Exercise instructions: Pick out each line of the records that includes the string "кнопки", and copy it.

§

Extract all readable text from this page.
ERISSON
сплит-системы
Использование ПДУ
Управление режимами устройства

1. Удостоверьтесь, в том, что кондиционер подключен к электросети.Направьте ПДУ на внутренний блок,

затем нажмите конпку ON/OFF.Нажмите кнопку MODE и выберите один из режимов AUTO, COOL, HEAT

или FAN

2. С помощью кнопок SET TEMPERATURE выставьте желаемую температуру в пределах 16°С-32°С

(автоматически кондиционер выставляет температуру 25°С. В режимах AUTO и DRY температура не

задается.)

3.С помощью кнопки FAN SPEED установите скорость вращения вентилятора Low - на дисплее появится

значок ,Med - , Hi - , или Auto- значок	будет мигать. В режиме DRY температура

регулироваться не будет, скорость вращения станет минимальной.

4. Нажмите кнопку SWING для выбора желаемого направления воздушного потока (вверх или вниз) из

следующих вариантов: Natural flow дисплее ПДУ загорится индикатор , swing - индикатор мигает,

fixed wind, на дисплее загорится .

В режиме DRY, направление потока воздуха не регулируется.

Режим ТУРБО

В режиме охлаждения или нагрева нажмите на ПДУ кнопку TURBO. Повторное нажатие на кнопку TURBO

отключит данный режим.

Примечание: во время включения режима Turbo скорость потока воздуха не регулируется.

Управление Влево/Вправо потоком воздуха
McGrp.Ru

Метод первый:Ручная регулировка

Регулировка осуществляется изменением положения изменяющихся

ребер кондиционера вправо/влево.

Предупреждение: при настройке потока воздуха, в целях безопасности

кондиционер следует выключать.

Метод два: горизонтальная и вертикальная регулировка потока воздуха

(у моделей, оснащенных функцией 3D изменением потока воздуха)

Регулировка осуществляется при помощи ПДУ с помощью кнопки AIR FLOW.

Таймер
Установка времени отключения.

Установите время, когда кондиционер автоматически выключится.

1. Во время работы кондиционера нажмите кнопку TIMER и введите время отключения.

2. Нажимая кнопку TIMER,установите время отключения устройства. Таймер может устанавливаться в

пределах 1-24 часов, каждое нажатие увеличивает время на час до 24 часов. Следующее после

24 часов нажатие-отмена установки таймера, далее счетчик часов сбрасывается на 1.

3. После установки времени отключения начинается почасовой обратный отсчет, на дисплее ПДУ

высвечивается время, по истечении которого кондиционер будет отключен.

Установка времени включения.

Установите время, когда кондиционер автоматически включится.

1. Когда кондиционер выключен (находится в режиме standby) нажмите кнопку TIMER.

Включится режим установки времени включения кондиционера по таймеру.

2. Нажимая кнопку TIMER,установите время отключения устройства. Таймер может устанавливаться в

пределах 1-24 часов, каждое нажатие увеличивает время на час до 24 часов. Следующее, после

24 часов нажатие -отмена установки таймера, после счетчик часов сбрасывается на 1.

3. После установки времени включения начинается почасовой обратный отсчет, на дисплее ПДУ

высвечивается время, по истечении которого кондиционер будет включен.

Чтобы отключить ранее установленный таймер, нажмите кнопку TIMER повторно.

§

Full answer:
3.С помощью кнопки FAN SPEED установите скорость вращения вентилятора Low - на дисплее появится
Регулировка осуществляется при помощи ПДУ с помощью кнопки AIR FLOW.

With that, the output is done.